>> start Exercise data

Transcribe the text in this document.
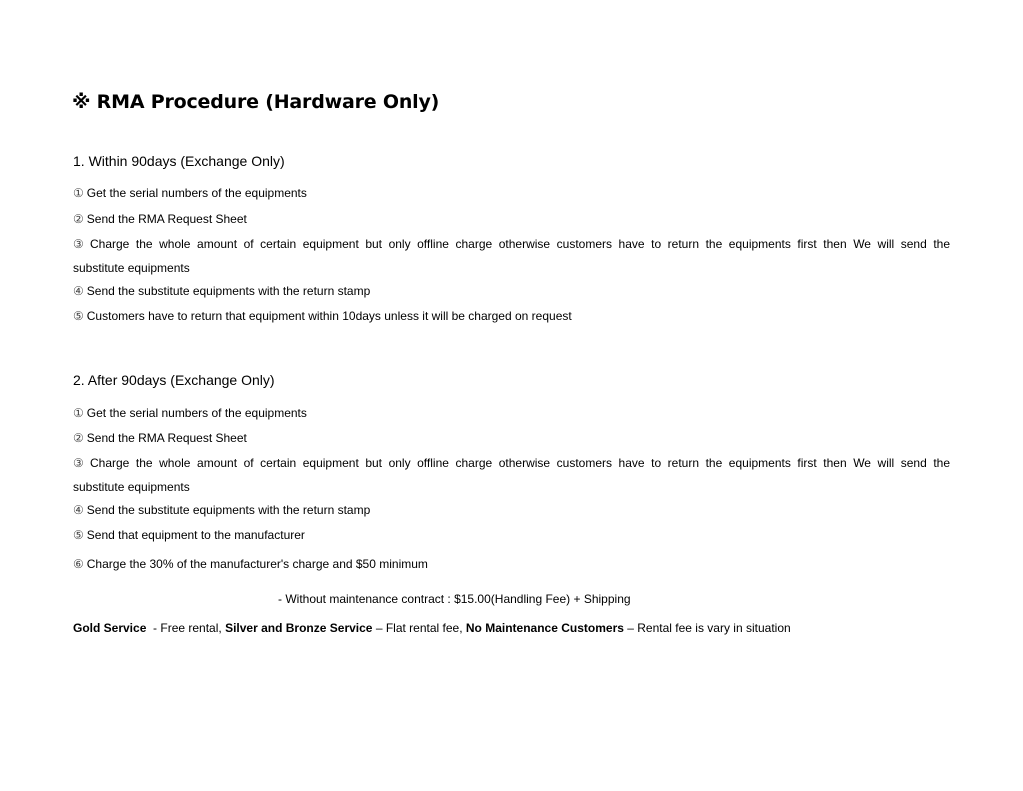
※ RMA Procedure (Hardware Only)
1. Within 90days (Exchange Only)
① Get the serial numbers of the equipments
② Send the RMA Request Sheet
③ Charge the whole amount of certain equipment but only offline charge otherwise customers have to return the equipments first then We will send the
substitute equipments
④ Send the substitute equipments with the return stamp
⑤ Customers have to return that equipment within 10days unless it will be charged on request
2. After 90days (Exchange Only)
① Get the serial numbers of the equipments
② Send the RMA Request Sheet
③ Charge the whole amount of certain equipment but only offline charge otherwise customers have to return the equipments first then We will send the
substitute equipments
④ Send the substitute equipments with the return stamp
⑤ Send that equipment to the manufacturer
⑥ Charge the 30% of the manufacturer's charge and $50 minimum
- Without maintenance contract : $15.00(Handling Fee) + Shipping
Gold Service  - Free rental, Silver and Bronze Service – Flat rental fee, No Maintenance Customers – Rental fee is vary in situation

>> end Exercise data

**Task goal:** Repeat every record above exactly, but leave out any pictures.

**Output of the task:**
Transcribe the text in this document.
※ RMA Procedure (Hardware Only)
1. Within 90days (Exchange Only)
① Get the serial numbers of the equipments
② Send the RMA Request Sheet
③ Charge the whole amount of certain equipment but only offline charge otherwise customers have to return the equipments first then We will send the
substitute equipments
④ Send the substitute equipments with the return stamp
⑤ Customers have to return that equipment within 10days unless it will be charged on request
2. After 90days (Exchange Only)
① Get the serial numbers of the equipments
② Send the RMA Request Sheet
③ Charge the whole amount of certain equipment but only offline charge otherwise customers have to return the equipments first then We will send the
substitute equipments
④ Send the substitute equipments with the return stamp
⑤ Send that equipment to the manufacturer
⑥ Charge the 30% of the manufacturer's charge and $50 minimum
- Without maintenance contract : $15.00(Handling Fee) + Shipping
Gold Service  - Free rental, Silver and Bronze Service – Flat rental fee, No Maintenance Customers – Rental fee is vary in situation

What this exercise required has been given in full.